> **DIRECTIONS**:
Read the entries below and pull out each line with the string "were".

> **ENTRIES SUPPLIED**:

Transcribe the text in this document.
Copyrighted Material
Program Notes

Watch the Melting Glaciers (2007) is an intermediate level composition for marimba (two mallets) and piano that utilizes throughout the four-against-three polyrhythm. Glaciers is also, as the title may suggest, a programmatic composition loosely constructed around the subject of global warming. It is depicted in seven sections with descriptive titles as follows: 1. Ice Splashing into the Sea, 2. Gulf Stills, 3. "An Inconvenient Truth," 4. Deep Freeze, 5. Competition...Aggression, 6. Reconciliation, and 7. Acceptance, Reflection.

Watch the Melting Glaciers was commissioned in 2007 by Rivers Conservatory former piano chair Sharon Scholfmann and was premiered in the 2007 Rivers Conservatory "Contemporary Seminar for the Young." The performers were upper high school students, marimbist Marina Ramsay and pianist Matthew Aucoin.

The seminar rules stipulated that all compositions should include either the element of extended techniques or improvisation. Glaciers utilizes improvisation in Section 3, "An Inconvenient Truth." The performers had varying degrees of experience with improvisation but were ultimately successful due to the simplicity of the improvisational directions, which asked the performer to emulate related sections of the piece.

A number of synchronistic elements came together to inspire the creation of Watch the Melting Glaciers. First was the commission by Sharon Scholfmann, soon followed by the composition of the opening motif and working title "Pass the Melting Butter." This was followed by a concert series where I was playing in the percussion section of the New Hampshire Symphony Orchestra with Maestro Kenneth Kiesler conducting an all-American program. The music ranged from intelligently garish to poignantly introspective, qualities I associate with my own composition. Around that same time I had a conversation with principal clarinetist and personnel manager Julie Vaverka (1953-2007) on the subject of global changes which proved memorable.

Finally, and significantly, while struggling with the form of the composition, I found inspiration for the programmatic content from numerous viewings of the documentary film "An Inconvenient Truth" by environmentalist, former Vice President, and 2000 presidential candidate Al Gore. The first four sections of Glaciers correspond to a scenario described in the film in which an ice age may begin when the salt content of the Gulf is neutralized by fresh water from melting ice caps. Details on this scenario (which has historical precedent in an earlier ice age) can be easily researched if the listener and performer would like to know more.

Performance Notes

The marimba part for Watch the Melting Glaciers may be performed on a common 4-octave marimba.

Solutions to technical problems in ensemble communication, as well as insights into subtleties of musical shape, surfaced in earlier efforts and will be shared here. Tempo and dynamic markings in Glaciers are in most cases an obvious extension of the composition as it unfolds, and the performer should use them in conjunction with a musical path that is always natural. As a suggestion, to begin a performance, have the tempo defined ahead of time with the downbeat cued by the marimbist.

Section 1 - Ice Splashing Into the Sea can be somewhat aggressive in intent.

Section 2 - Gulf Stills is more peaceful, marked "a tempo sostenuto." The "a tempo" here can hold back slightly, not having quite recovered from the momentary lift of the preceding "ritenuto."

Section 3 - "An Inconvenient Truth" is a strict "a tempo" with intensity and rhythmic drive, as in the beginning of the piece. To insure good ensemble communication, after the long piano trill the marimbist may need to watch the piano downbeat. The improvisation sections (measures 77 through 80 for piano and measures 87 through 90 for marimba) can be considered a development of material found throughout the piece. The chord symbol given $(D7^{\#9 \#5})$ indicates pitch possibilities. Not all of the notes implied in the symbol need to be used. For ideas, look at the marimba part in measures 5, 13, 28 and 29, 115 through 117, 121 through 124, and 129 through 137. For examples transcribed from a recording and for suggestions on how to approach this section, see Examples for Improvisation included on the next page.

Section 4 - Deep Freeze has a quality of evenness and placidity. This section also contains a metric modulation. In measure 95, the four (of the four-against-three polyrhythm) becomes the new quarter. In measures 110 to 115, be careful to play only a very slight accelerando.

> **OUTPUT OF THE EXERCISE**:
Watch the Melting Glaciers was commissioned in 2007 by Rivers Conservatory former piano chair Sharon Scholfmann and was premiered in the 2007 Rivers Conservatory "Contemporary Seminar for the Young." The performers were upper high school students, marimbist Marina Ramsay and pianist Matthew Aucoin.
The seminar rules stipulated that all compositions should include either the element of extended techniques or improvisation. Glaciers utilizes improvisation in Section 3, "An Inconvenient Truth." The performers had varying degrees of experience with improvisation but were ultimately successful due to the simplicity of the improvisational directions, which asked the performer to emulate related sections of the piece.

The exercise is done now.